Mas, apesar da força que move Shâmara e tantas outras mães atípicas, o esgotamento é real. A rotina de cuidados exaustivos, somada à ausência de uma rede de apoio sólida, cobra um preço alto. Por isso, leis que reconhecem e protegem essas mães são mais do que justas — são urgentes.
Na Paraíba, os ventos têm mudado com o avanço de políticas públicas que reconhecem e valorizam a maternidade atípica. A Assembleia Legislativa da Paraíba (ALPB) tem protagonizado esse movimento, com legislações que finalmente começam a enxergar não apenas as crianças, mas também quem está por trás dos cuidados contínuos: as mães.
A mais recente conquista é a Lei 13.030/2024, que institui a Semana Estadual da Maternidade Atípica, comemorada na terceira semana de maio. A iniciativa tem como objetivo estimular políticas públicas e debates sobre a saúde mental dessas mulheres. “Estabelecer uma semana para a maternidade atípica é dar voz a estas mães, que muitas vezes são as únicas vozes de seus filhos”, afirma o presidente da Assembleia Legislativa da Paraíba, Adriano Galdino.

Dados de entrada:

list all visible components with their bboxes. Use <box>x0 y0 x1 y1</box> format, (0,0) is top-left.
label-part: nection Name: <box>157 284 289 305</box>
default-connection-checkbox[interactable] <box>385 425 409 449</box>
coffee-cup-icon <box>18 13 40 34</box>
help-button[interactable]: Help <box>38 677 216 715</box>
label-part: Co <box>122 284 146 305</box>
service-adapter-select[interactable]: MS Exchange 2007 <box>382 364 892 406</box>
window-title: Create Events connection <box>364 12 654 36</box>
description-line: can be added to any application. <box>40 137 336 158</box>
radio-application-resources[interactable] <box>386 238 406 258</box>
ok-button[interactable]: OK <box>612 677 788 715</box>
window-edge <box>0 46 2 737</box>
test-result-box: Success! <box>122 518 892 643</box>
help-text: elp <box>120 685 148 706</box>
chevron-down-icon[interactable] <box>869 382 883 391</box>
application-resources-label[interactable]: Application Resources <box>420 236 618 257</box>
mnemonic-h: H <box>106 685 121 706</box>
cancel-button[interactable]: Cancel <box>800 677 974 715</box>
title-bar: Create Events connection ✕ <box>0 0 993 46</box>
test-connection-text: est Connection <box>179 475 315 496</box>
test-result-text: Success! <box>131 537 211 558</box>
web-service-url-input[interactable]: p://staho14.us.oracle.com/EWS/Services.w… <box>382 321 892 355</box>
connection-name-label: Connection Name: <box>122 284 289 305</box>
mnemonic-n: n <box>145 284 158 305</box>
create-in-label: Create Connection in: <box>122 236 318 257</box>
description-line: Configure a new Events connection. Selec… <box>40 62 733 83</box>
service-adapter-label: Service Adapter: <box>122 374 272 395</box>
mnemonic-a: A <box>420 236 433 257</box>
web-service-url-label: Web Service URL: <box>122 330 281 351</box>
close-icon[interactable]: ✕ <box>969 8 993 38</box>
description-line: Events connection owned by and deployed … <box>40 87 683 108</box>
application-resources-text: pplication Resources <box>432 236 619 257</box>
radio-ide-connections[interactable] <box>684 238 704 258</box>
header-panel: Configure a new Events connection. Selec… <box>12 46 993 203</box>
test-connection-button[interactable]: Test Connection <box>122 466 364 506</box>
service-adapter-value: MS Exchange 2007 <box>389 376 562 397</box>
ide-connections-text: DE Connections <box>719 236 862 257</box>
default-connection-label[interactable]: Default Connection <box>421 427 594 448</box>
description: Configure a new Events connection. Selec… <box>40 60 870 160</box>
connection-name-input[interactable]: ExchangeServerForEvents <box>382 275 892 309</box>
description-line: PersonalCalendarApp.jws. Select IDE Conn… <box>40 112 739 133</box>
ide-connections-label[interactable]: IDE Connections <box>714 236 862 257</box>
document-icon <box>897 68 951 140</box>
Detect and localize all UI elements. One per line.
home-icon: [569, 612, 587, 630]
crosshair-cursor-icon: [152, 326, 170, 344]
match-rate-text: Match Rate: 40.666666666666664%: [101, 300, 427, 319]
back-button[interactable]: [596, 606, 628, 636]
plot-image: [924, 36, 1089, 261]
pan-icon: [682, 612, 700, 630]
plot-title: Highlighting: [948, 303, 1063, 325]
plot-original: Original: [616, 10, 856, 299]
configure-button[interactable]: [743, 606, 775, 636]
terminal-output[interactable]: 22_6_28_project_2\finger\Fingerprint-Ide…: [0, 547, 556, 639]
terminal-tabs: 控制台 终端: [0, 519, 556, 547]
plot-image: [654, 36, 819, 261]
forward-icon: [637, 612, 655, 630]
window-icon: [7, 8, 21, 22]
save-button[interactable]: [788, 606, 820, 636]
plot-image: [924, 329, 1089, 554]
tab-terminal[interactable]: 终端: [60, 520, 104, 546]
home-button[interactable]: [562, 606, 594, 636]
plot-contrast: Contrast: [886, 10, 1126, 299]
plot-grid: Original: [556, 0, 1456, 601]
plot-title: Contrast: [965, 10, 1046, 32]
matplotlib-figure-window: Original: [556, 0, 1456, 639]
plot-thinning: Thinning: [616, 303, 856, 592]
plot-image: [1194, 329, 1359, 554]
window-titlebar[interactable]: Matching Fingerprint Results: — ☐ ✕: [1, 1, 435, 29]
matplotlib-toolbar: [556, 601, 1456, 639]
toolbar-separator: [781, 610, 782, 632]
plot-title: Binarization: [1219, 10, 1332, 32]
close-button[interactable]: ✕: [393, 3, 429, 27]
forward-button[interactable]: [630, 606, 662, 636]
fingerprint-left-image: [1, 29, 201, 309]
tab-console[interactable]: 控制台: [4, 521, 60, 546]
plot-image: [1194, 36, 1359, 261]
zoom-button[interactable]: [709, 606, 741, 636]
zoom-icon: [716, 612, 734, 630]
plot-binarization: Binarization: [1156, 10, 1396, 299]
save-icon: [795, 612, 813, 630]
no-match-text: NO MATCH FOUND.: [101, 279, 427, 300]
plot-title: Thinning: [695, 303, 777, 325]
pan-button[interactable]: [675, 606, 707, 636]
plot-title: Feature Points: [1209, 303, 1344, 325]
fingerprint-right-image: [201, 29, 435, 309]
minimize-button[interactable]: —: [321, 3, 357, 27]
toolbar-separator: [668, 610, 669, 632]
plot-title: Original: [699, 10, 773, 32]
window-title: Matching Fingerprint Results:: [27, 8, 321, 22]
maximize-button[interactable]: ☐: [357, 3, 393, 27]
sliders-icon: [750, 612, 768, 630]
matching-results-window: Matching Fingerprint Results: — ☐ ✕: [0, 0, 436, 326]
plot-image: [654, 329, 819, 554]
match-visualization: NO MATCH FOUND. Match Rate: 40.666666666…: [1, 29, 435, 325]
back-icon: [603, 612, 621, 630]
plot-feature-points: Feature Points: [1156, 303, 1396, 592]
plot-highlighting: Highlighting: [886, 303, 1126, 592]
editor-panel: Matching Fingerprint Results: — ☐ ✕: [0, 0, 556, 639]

Ações a realizar:
a. Reescreva o trecho fornecido começando em "Mas, apesar da" e seguindo até "justas — são urgentes.", com "esgotamento" substituído por "cansaço".
b. Responda, com base no trecho fornecido:
(i) Além da rotina de cuidados exaustivos, o que cobra um preço alto dessas mães?
(ii) Que instituição tem protagonizado o avanço das políticas para a maternidade atípica na Paraíba?
(iii) Em que época do ano é comemorada a Semana Estadual da Maternidade Atípica?
As linhas vêm de uma fonte diferente da do trecho fornecido.

Lista de soluções:
a.
Mas, apesar da força que move Shâmara e tantas outras mães atípicas, o cansaço é real. A rotina de cuidados exaustivos, somada à ausência de uma rede de apoio sólida, cobra um preço alto. Por isso, leis que reconhecem e protegem essas mães são mais do que justas — são urgentes.

b.
(i) A ausência de uma rede de apoio sólida.
(ii) A Assembleia Legislativa da Paraíba (ALPB).
(iii) Na terceira semana de maio.